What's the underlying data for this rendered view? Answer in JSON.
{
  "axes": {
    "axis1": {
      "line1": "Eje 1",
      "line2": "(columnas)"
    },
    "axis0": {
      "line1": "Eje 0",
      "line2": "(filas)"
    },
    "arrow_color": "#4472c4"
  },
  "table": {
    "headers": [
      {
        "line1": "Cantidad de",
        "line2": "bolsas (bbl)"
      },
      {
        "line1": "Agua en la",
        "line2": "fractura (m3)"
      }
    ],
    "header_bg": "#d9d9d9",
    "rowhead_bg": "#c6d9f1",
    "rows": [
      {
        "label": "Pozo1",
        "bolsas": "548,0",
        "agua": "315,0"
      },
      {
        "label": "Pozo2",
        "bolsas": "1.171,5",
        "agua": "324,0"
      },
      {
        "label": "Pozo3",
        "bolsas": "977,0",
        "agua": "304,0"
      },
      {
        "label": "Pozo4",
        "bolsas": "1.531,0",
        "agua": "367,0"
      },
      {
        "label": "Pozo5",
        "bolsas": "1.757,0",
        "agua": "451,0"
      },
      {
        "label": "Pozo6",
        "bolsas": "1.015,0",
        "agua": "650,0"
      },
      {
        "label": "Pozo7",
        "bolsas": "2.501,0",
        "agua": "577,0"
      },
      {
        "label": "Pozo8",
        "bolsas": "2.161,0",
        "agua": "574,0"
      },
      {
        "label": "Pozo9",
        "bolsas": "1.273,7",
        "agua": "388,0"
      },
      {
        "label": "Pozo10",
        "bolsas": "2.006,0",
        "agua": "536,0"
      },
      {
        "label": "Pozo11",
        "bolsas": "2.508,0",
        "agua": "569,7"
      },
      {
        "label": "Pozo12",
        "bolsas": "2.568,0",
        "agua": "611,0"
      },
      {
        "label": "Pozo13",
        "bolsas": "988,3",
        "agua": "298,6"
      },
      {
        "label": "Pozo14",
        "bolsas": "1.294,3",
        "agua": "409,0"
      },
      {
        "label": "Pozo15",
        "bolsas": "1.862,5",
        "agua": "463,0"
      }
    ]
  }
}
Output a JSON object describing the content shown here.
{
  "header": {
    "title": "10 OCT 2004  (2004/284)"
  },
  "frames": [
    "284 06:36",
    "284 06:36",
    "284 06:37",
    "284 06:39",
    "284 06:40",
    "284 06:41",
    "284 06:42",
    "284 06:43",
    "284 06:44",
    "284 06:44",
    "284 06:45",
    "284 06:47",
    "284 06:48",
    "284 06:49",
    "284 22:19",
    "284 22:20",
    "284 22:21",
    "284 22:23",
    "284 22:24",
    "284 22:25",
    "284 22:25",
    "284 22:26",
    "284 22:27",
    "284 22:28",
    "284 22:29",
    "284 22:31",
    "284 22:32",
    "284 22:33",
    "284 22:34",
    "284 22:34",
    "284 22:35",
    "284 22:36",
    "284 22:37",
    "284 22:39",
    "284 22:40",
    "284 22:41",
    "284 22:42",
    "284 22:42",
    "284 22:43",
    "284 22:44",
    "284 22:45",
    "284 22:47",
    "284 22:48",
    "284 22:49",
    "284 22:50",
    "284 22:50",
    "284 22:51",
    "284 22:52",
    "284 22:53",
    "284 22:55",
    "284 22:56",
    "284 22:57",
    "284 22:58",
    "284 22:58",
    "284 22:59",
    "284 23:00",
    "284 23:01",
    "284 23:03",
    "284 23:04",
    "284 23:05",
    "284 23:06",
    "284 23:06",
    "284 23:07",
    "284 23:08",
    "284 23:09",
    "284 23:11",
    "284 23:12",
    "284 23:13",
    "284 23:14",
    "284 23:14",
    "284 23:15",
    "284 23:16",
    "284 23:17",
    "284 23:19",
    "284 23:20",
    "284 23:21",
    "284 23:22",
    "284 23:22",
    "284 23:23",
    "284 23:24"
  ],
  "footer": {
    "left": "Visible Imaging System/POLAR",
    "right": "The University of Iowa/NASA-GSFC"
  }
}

Short exercise
Set down all of the data above, word for word.

Solution to the problem
What's the underlying data for this rendered view? Answer in JSON.
{
  "axes": {
    "axis1": {
      "line1": "Eje 1",
      "line2": "(columnas)"
    },
    "axis0": {
      "line1": "Eje 0",
      "line2": "(filas)"
    },
    "arrow_color": "#4472c4"
  },
  "table": {
    "headers": [
      {
        "line1": "Cantidad de",
        "line2": "bolsas (bbl)"
      },
      {
        "line1": "Agua en la",
        "line2": "fractura (m3)"
      }
    ],
    "header_bg": "#d9d9d9",
    "rowhead_bg": "#c6d9f1",
    "rows": [
      {
        "label": "Pozo1",
        "bolsas": "548,0",
        "agua": "315,0"
      },
      {
        "label": "Pozo2",
        "bolsas": "1.171,5",
        "agua": "324,0"
      },
      {
        "label": "Pozo3",
        "bolsas": "977,0",
        "agua": "304,0"
      },
      {
        "label": "Pozo4",
        "bolsas": "1.531,0",
        "agua": "367,0"
      },
      {
        "label": "Pozo5",
        "bolsas": "1.757,0",
        "agua": "451,0"
      },
      {
        "label": "Pozo6",
        "bolsas": "1.015,0",
        "agua": "650,0"
      },
      {
        "label": "Pozo7",
        "bolsas": "2.501,0",
        "agua": "577,0"
      },
      {
        "label": "Pozo8",
        "bolsas": "2.161,0",
        "agua": "574,0"
      },
      {
        "label": "Pozo9",
        "bolsas": "1.273,7",
        "agua": "388,0"
      },
      {
        "label": "Pozo10",
        "bolsas": "2.006,0",
        "agua": "536,0"
      },
      {
        "label": "Pozo11",
        "bolsas": "2.508,0",
        "agua": "569,7"
      },
      {
        "label": "Pozo12",
        "bolsas": "2.568,0",
        "agua": "611,0"
      },
      {
        "label": "Pozo13",
        "bolsas": "988,3",
        "agua": "298,6"
      },
      {
        "label": "Pozo14",
        "bolsas": "1.294,3",
        "agua": "409,0"
      },
      {
        "label": "Pozo15",
        "bolsas": "1.862,5",
        "agua": "463,0"
      }
    ]
  }
}
Output a JSON object describing the content shown here.
{
  "header": {
    "title": "10 OCT 2004  (2004/284)"
  },
  "frames": [
    "284 06:36",
    "284 06:36",
    "284 06:37",
    "284 06:39",
    "284 06:40",
    "284 06:41",
    "284 06:42",
    "284 06:43",
    "284 06:44",
    "284 06:44",
    "284 06:45",
    "284 06:47",
    "284 06:48",
    "284 06:49",
    "284 22:19",
    "284 22:20",
    "284 22:21",
    "284 22:23",
    "284 22:24",
    "284 22:25",
    "284 22:25",
    "284 22:26",
    "284 22:27",
    "284 22:28",
    "284 22:29",
    "284 22:31",
    "284 22:32",
    "284 22:33",
    "284 22:34",
    "284 22:34",
    "284 22:35",
    "284 22:36",
    "284 22:37",
    "284 22:39",
    "284 22:40",
    "284 22:41",
    "284 22:42",
    "284 22:42",
    "284 22:43",
    "284 22:44",
    "284 22:45",
    "284 22:47",
    "284 22:48",
    "284 22:49",
    "284 22:50",
    "284 22:50",
    "284 22:51",
    "284 22:52",
    "284 22:53",
    "284 22:55",
    "284 22:56",
    "284 22:57",
    "284 22:58",
    "284 22:58",
    "284 22:59",
    "284 23:00",
    "284 23:01",
    "284 23:03",
    "284 23:04",
    "284 23:05",
    "284 23:06",
    "284 23:06",
    "284 23:07",
    "284 23:08",
    "284 23:09",
    "284 23:11",
    "284 23:12",
    "284 23:13",
    "284 23:14",
    "284 23:14",
    "284 23:15",
    "284 23:16",
    "284 23:17",
    "284 23:19",
    "284 23:20",
    "284 23:21",
    "284 23:22",
    "284 23:22",
    "284 23:23",
    "284 23:24"
  ],
  "footer": {
    "left": "Visible Imaging System/POLAR",
    "right": "The University of Iowa/NASA-GSFC"
  }
}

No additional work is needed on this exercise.